DOCUMENTO DI PARTENZA —

I funerali dell’anarchico Pinelli: un’opera
che Milano ha il diritto di vedere

Tra pochi giorni saranno passati cinquant’anni dal 12 dicembre 1969, il giorno della Strage di Stato. Sono tantissime le iniziative pubbliche, i ricordi, i convegni promossi per ricordare le vittime di piazza Fontana. Arriverà anche il presidente della Repubblica Sergio Mattarella. Tra tante manifestazioni forse manca un gesto semplice che avrebbe però un grande significato per la memoria dei milanesi. Sarebbe ora che Milano trovasse uno spazio definitivo e adeguato per mostrare I funerali dell’anarchico Pinelli diventato nel corso degli anni il quadro che non si può vedere.

DATI FORNITI —
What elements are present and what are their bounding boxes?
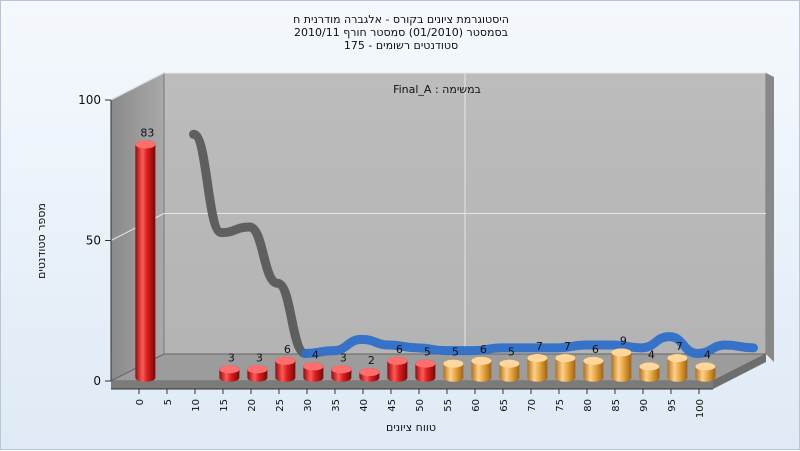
bar-top [275, 356, 296, 365]
x-tick-label: 70 [527, 399, 538, 412]
bar [247, 365, 268, 382]
x-tick-label: 15 [219, 399, 230, 412]
data-label: 6 [592, 343, 599, 356]
chart-annotation: Final_A : במשימה [393, 83, 481, 96]
chart-back-edge [766, 73, 774, 362]
bar [219, 365, 240, 382]
bar-top [527, 354, 548, 363]
bar-top [135, 140, 156, 149]
bar-top [387, 356, 408, 365]
bar [499, 359, 520, 382]
x-tick-label: 50 [415, 399, 426, 412]
chart-title: היסטוגרמת ציונים בקורס - אלגברה מודרנית … [1, 13, 800, 52]
bar [443, 359, 464, 382]
data-label: 4 [648, 349, 655, 362]
y-tick-label: 100 [78, 93, 101, 107]
bar-top [611, 348, 632, 357]
data-label: 9 [620, 334, 627, 347]
bar [275, 356, 296, 382]
bar [527, 354, 548, 382]
bar [387, 356, 408, 382]
data-label: 7 [536, 340, 543, 353]
bar-top [695, 362, 716, 371]
bar-top [499, 359, 520, 368]
data-label: 6 [284, 343, 291, 356]
x-axis-title: טווח ציונים [386, 421, 436, 434]
bar [611, 348, 632, 382]
data-label: 4 [704, 349, 711, 362]
bar [583, 356, 604, 382]
bar-top [219, 365, 240, 374]
bar-top [471, 356, 492, 365]
bar [667, 354, 688, 382]
x-tick-label: 95 [667, 399, 678, 412]
y-tick-label: 50 [86, 234, 101, 248]
data-label: 7 [564, 340, 571, 353]
x-tick-label: 0 [135, 399, 146, 405]
data-label: 3 [340, 351, 347, 364]
data-label: 6 [480, 343, 487, 356]
bar-top [331, 365, 352, 374]
x-tick-label: 75 [555, 399, 566, 412]
bar [135, 140, 156, 382]
chart-title-line-3: סטודנטים רשומים - 175 [343, 39, 459, 52]
x-tick-label: 65 [499, 399, 510, 412]
data-label: 5 [508, 346, 515, 359]
chart-floor-side [713, 354, 766, 389]
x-tick-label: 90 [639, 399, 650, 412]
data-label: 5 [424, 346, 431, 359]
bar [415, 359, 436, 382]
chart-floor-edge [111, 381, 713, 389]
data-label: 83 [140, 127, 154, 140]
x-tick-label: 85 [611, 399, 622, 412]
bar-top [583, 356, 604, 365]
bar-top [247, 365, 268, 374]
x-tick-label: 5 [163, 399, 174, 405]
bar-body [611, 348, 632, 382]
chart-title-line-2: בסמסטר (01/2010) סמסטר חורף 2010/11 [294, 26, 508, 39]
bar [555, 354, 576, 382]
y-axis-title: מספר סטודנטים [35, 203, 48, 279]
x-tick-label: 100 [695, 399, 706, 418]
x-tick-label: 55 [443, 399, 454, 412]
x-tick-label: 35 [331, 399, 342, 412]
bar [331, 365, 352, 382]
data-label: 4 [312, 349, 319, 362]
bar [303, 362, 324, 382]
x-tick-label: 45 [387, 399, 398, 412]
bar-top [555, 354, 576, 363]
overlay-line-1 [189, 129, 310, 358]
bar-body [135, 140, 156, 382]
bar [471, 356, 492, 382]
data-label: 5 [452, 346, 459, 359]
bar-top [443, 359, 464, 368]
x-tick-label: 30 [303, 399, 314, 412]
x-tick-label: 40 [359, 399, 370, 412]
data-label: 3 [228, 351, 235, 364]
y-tick-label: 0 [93, 374, 101, 388]
overlay-line-2 [301, 332, 758, 358]
bar [695, 362, 716, 382]
x-tick-label: 80 [583, 399, 594, 412]
bar-top [303, 362, 324, 371]
x-tick-label: 25 [275, 399, 286, 412]
bar [359, 368, 380, 382]
x-tick-label: 10 [191, 399, 202, 412]
x-tick-label: 60 [471, 399, 482, 412]
data-label: 6 [396, 343, 403, 356]
x-tick-label: 20 [247, 399, 258, 412]
bar-top [415, 359, 436, 368]
bar-top [667, 354, 688, 363]
data-label: 2 [368, 354, 375, 367]
data-label: 3 [256, 351, 263, 364]
data-label: 7 [676, 340, 683, 353]
bar-top [639, 362, 660, 371]
bar [639, 362, 660, 382]
bar-top [359, 368, 380, 377]
grid-line-wall [110, 72, 165, 101]
chart-title-line-1: היסטוגרמת ציונים בקורס - אלגברה מודרנית … [293, 13, 509, 26]
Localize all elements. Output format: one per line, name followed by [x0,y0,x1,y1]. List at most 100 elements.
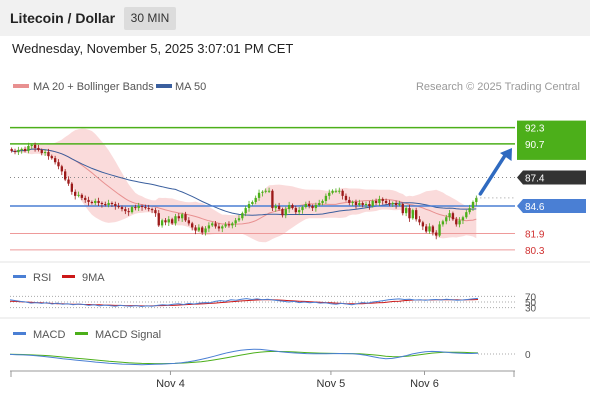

ESERCIZI —
#1 Nell'articolo sul quadro dei funerali di Pinelli, quale carica istituzionale arriverà per l'anniversario?
#2 Ricopia parola per parola dall'articolo sul quadro dei funerali di Pinelli il passo che va da "Tra pochi giorni" fino a "si può vedere." compreso.
#3 Prosegui l'articolo sul quadro dei funerali di Pinelli dal punto in cui si interrompe.
L'elenco riportato sopra proviene da un'altra fonte.

RISULTATI —
#1 Il presidente della Repubblica Sergio Mattarella.

#2
Tra pochi giorni saranno passati cinquant’anni dal 12 dicembre 1969, il giorno della Strage di Stato. Sono tantissime le iniziative pubbliche, i ricordi, i convegni promossi per ricordare le vittime di piazza Fontana. Arriverà anche il presidente della Repubblica Sergio Mattarella. Tra tante manifestazioni forse manca un gesto semplice che avrebbe però un grande significato per la memoria dei milanesi. Sarebbe ora che Milano trovasse uno spazio definitivo e adeguato per mostrare I funerali dell’anarchico Pinelli diventato nel corso degli anni il quadro che non si può vedere.

#3
È una creazione di Enrico Baj che non trova pace, viene mantenuta lontano dagli sguardi dei cittadini, a volte compare per un breve periodo e poi ripiomba nel buio. Una storia senza fine, così come tutte le vicende che iniziano con la strage del 12 dicembre, ma che potrebbe anche arrivare a una conclusione con un po’ di buon senso e di volontà: una città che crea i 10% del Pil nazionale, in testa a tutte le classifiche, corteggiata e apprezzata, può finalmente destinare un luogo pubblico per ospitare un’opera d’arte dedicata a un ferroviere anarchico morto cinquant’anni fa precipitando da una stanza della Questura dov’era trattenuto illegalmente. Sindaci e amministratori, anche in anni recenti, si erano impegnati a trovare una sede definitiva per il quadro dedicato alla “diciasettesima vittima della strage”, come disse l’ex presidente della Repubblica Giorgio Napolitano. Si era parlato del Museo del Novecento, poi di una stanza nella nuova Brera… non si è fatto nulla, anche se il sindaco Giuseppe Sala potrebbe fare una sorpresa nei prossimi giorni. Speriamo.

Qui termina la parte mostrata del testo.